**GIVEN PROBLEM**
Please reproduce the data below without any change, from the start through the line containing "1484, 794, 1590]".

Item position entries
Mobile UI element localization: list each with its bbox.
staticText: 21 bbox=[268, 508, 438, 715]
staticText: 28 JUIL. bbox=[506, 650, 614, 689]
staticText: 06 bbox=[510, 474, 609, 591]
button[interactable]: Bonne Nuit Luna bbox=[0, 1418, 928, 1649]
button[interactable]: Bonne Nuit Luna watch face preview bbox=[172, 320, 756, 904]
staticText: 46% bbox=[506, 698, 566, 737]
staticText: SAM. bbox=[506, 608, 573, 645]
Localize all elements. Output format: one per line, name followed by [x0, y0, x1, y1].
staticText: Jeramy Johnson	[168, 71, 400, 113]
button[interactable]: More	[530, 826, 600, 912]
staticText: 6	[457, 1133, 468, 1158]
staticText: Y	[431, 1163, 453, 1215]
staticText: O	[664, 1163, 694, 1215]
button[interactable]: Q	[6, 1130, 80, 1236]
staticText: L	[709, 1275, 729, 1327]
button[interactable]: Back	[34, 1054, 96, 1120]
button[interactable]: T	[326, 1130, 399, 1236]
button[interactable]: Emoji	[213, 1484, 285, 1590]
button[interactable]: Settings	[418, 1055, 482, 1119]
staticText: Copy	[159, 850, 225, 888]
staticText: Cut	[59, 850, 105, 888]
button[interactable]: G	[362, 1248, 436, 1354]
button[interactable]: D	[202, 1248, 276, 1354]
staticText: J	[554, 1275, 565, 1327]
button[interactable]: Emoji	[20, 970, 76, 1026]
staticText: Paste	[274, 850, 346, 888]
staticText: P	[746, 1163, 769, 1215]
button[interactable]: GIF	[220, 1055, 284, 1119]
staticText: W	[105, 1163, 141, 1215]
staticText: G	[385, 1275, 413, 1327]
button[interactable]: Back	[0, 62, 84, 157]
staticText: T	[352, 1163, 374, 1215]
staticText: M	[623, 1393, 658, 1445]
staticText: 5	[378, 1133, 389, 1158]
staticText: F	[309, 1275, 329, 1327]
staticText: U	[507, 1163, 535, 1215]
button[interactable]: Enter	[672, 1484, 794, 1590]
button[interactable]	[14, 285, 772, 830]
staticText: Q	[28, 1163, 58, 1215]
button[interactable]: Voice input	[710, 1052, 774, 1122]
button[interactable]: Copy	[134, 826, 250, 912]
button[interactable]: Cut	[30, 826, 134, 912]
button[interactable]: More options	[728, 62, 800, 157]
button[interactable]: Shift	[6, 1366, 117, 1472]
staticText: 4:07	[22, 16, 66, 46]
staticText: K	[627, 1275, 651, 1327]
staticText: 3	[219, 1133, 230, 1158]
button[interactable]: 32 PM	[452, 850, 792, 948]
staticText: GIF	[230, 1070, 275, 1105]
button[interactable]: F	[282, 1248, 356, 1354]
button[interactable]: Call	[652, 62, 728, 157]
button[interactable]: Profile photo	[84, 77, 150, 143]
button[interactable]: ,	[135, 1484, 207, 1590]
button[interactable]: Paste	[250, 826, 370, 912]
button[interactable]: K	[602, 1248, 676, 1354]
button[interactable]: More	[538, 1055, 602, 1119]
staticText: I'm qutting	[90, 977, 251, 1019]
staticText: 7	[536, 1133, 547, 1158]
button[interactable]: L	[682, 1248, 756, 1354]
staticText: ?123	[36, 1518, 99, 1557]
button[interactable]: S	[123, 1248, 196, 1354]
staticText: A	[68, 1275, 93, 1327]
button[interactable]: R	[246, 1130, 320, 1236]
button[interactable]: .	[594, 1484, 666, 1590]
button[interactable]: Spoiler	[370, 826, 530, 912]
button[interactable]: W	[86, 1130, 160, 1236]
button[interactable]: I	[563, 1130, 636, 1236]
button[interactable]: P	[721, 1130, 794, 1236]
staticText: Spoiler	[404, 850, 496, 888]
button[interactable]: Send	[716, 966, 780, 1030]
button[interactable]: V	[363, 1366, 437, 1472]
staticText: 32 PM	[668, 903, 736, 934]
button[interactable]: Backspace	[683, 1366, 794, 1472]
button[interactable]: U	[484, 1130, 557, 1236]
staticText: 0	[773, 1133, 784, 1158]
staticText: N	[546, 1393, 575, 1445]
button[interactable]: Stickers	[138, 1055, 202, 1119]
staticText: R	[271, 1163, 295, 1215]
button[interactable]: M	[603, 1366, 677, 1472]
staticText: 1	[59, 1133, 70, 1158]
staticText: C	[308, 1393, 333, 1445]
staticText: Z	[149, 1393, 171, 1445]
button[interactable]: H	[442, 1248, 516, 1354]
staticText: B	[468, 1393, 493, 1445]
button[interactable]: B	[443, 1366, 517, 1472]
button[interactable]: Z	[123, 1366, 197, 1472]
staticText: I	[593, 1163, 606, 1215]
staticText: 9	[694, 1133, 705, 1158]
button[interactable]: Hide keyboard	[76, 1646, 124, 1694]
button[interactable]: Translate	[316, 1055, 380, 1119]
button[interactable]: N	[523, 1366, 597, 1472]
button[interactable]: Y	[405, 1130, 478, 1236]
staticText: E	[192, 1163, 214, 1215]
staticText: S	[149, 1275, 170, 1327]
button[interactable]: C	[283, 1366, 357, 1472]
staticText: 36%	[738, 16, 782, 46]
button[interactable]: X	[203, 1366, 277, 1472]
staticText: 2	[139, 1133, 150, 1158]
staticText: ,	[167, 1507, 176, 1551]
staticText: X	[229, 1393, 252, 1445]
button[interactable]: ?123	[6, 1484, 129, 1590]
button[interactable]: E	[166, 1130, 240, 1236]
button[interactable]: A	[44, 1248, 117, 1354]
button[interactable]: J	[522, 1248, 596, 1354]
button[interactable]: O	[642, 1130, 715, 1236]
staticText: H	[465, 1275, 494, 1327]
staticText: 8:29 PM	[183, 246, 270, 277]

**COMPLETE ANSWER**
Mobile UI element localization: list each with its bbox.
staticText: 21 bbox=[268, 508, 438, 715]
staticText: 28 JUIL. bbox=[506, 650, 614, 689]
staticText: 06 bbox=[510, 474, 609, 591]
button[interactable]: Bonne Nuit Luna bbox=[0, 1418, 928, 1649]
button[interactable]: Bonne Nuit Luna watch face preview bbox=[172, 320, 756, 904]
staticText: 46% bbox=[506, 698, 566, 737]
staticText: SAM. bbox=[506, 608, 573, 645]
Localize all elements. Output format: one per line, name followed by [x0, y0, x1, y1].
staticText: Jeramy Johnson	[168, 71, 400, 113]
button[interactable]: More	[530, 826, 600, 912]
staticText: 6	[457, 1133, 468, 1158]
staticText: Y	[431, 1163, 453, 1215]
staticText: O	[664, 1163, 694, 1215]
button[interactable]: Q	[6, 1130, 80, 1236]
staticText: L	[709, 1275, 729, 1327]
button[interactable]: Back	[34, 1054, 96, 1120]
button[interactable]: T	[326, 1130, 399, 1236]
button[interactable]: Emoji	[213, 1484, 285, 1590]
button[interactable]: Settings	[418, 1055, 482, 1119]
staticText: Copy	[159, 850, 225, 888]
staticText: Cut	[59, 850, 105, 888]
button[interactable]: G	[362, 1248, 436, 1354]
button[interactable]: D	[202, 1248, 276, 1354]
staticText: J	[554, 1275, 565, 1327]
button[interactable]: Emoji	[20, 970, 76, 1026]
staticText: Paste	[274, 850, 346, 888]
staticText: P	[746, 1163, 769, 1215]
button[interactable]: GIF	[220, 1055, 284, 1119]
staticText: W	[105, 1163, 141, 1215]
staticText: G	[385, 1275, 413, 1327]
button[interactable]: Back	[0, 62, 84, 157]
staticText: T	[352, 1163, 374, 1215]
staticText: M	[623, 1393, 658, 1445]
staticText: 5	[378, 1133, 389, 1158]
staticText: F	[309, 1275, 329, 1327]
staticText: U	[507, 1163, 535, 1215]
button[interactable]: Enter	[672, 1484, 794, 1590]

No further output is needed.